● INPUT MATERIAL
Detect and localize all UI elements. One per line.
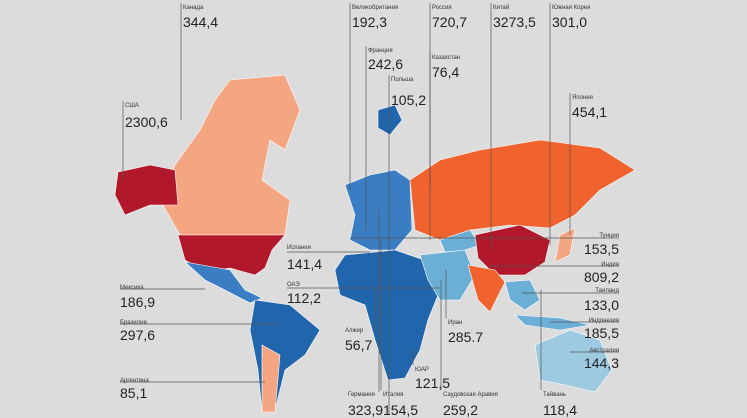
country-value: 105,2	[391, 92, 426, 108]
country-value: 141,4	[287, 256, 322, 272]
alaska	[114, 164, 179, 216]
country-value: 118,4	[543, 402, 577, 418]
se-asia	[504, 279, 541, 311]
country-value: 3273,5	[493, 14, 536, 30]
country-name: Таиланд	[595, 288, 619, 294]
europe	[344, 169, 413, 251]
country-name: Франция	[368, 48, 393, 54]
country-name: Канада	[183, 5, 204, 11]
country-name: Польша	[391, 77, 414, 83]
country-value: 186,9	[120, 294, 155, 310]
country-value: 133,0	[584, 297, 619, 313]
japan	[554, 227, 576, 263]
kazakhstan	[439, 229, 481, 253]
country-name: Германия	[348, 392, 375, 398]
russia	[409, 139, 636, 241]
country-value: 323,9	[348, 402, 383, 418]
country-value: 56,7	[345, 337, 372, 353]
country-name: Италия	[383, 392, 403, 398]
country-name: ОАЭ	[287, 282, 300, 288]
country-name: Аргентина	[120, 378, 149, 384]
canada	[159, 74, 301, 236]
country-value: 153,5	[584, 241, 619, 257]
country-name: Великобритания	[352, 5, 398, 11]
country-name: Алжир	[345, 328, 364, 334]
country-value: 76,4	[432, 64, 459, 80]
country-value: 301,0	[552, 14, 587, 30]
country-value: 121,5	[415, 375, 450, 391]
country-value: 185,5	[584, 325, 619, 341]
country-name: Иран	[448, 320, 462, 326]
country-name: Саудовская Аравия	[443, 392, 498, 398]
country-value: 720,7	[432, 14, 467, 30]
country-value: 2300,6	[125, 114, 168, 130]
africa	[334, 249, 441, 381]
country-name: Бразилия	[120, 320, 147, 326]
country-name: Мексика	[120, 285, 144, 291]
country-value: 144,3	[584, 355, 619, 371]
country-value: 344,4	[183, 14, 218, 30]
argentina	[261, 344, 281, 413]
country-value: 112,2	[287, 290, 321, 306]
country-name: США	[125, 103, 139, 109]
country-name: Южная Корея	[552, 5, 590, 11]
country-value: 285.7	[448, 329, 483, 345]
country-name: Испания	[287, 245, 311, 251]
country-name: Китай	[493, 4, 509, 11]
australia	[534, 329, 613, 393]
country-value: 154,5	[383, 402, 418, 418]
country-name: Тайвань	[543, 391, 566, 398]
country-name: Индонезия	[589, 318, 619, 324]
south-america	[249, 299, 321, 413]
land	[114, 74, 636, 413]
country-name: Австралия	[589, 348, 619, 354]
country-name: Тунция	[599, 233, 619, 239]
country-name: ЮАР	[415, 367, 429, 373]
scandinavia	[377, 104, 403, 136]
labels: Канада 344,4 Великобритания 192,3 Россия 720,…	[120, 3, 619, 418]
country-value: 454,1	[572, 104, 607, 120]
china	[474, 224, 551, 276]
country-value: 259,2	[443, 402, 478, 418]
india	[467, 264, 506, 313]
country-value: 85,1	[120, 385, 147, 401]
country-name: Япония	[572, 95, 593, 101]
indonesia	[514, 314, 591, 331]
country-value: 192,3	[352, 14, 387, 30]
country-name: Россия	[432, 5, 452, 11]
country-name: Индия	[601, 262, 619, 268]
country-name: Казахстан	[432, 55, 460, 61]
country-value: 242,6	[368, 56, 403, 72]
country-value: 809,2	[584, 269, 619, 285]
country-value: 297,6	[120, 327, 155, 343]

● EXERCISE INSTRUCTIONS
Give every line from the rows above as a numbered list, leaving out blank lines and the pictures.

● EXPECTED ANSWER
1. Detect and localize all UI elements. One per line.
2. country-value: 105,2	[391, 92, 426, 108]
3. country-value: 141,4	[287, 256, 322, 272]
4. alaska	[114, 164, 179, 216]
5. country-value: 118,4	[543, 402, 577, 418]
6. se-asia	[504, 279, 541, 311]
7. country-value: 3273,5	[493, 14, 536, 30]
8. country-name: Таиланд	[595, 288, 619, 294]
9. europe	[344, 169, 413, 251]
10. country-name: Франция	[368, 48, 393, 54]
11. country-name: Канада	[183, 5, 204, 11]
12. country-name: Польша	[391, 77, 414, 83]
13. country-value: 186,9	[120, 294, 155, 310]
14. country-value: 133,0	[584, 297, 619, 313]
15. japan	[554, 227, 576, 263]
16. kazakhstan	[439, 229, 481, 253]
17. country-name: Германия	[348, 392, 375, 398]
18. russia	[409, 139, 636, 241]
19. country-value: 323,9	[348, 402, 383, 418]
20. country-value: 56,7	[345, 337, 372, 353]
21. country-name: Италия	[383, 392, 403, 398]
22. country-name: ОАЭ	[287, 282, 300, 288]
23. country-name: Аргентина	[120, 378, 149, 384]
24. canada	[159, 74, 301, 236]
25. country-value: 153,5	[584, 241, 619, 257]
26. country-name: Великобритания	[352, 5, 398, 11]
27. country-name: Алжир	[345, 328, 364, 334]
28. country-value: 76,4	[432, 64, 459, 80]
29. country-value: 301,0	[552, 14, 587, 30]
30. country-value: 121,5	[415, 375, 450, 391]
31. country-value: 185,5	[584, 325, 619, 341]
32. country-name: Иран	[448, 320, 462, 326]
33. country-name: Саудовская Аравия	[443, 392, 498, 398]
34. country-value: 720,7	[432, 14, 467, 30]
35. country-value: 2300,6	[125, 114, 168, 130]
36. africa	[334, 249, 441, 381]
37. country-name: Бразилия	[120, 320, 147, 326]
38. country-name: Мексика	[120, 285, 144, 291]
39. country-value: 144,3	[584, 355, 619, 371]
40. country-value: 344,4	[183, 14, 218, 30]
41. argentina	[261, 344, 281, 413]
42. country-value: 112,2	[287, 290, 321, 306]
43. country-name: США	[125, 103, 139, 109]
44. country-name: Южная Корея	[552, 5, 590, 11]
45. country-value: 285.7	[448, 329, 483, 345]
46. country-name: Испания	[287, 245, 311, 251]
47. country-name: Китай	[493, 4, 509, 11]
48. australia	[534, 329, 613, 393]
49. country-value: 154,5	[383, 402, 418, 418]
50. country-name: Тайвань	[543, 391, 566, 398]
51. country-name: Индонезия	[589, 318, 619, 324]
52. south-america	[249, 299, 321, 413]
53. land	[114, 74, 636, 413]
54. country-name: Австралия	[589, 348, 619, 354]
55. country-name: Тунция	[599, 233, 619, 239]
56. country-name: ЮАР	[415, 367, 429, 373]
57. scandinavia	[377, 104, 403, 136]
58. labels: Канада 344,4 Великобритания 192,3 Россия 720,…	[120, 3, 619, 418]
59. country-value: 454,1	[572, 104, 607, 120]
60. china	[474, 224, 551, 276]
61. country-value: 259,2	[443, 402, 478, 418]
62. india	[467, 264, 506, 313]
63. country-value: 85,1	[120, 385, 147, 401]
64. country-name: Япония	[572, 95, 593, 101]
65. indonesia	[514, 314, 591, 331]
66. country-value: 192,3	[352, 14, 387, 30]
67. country-name: Россия	[432, 5, 452, 11]
68. country-name: Индия	[601, 262, 619, 268]
69. country-name: Казахстан	[432, 55, 460, 61]
70. country-value: 242,6	[368, 56, 403, 72]
71. country-value: 809,2	[584, 269, 619, 285]
72. country-value: 297,6	[120, 327, 155, 343]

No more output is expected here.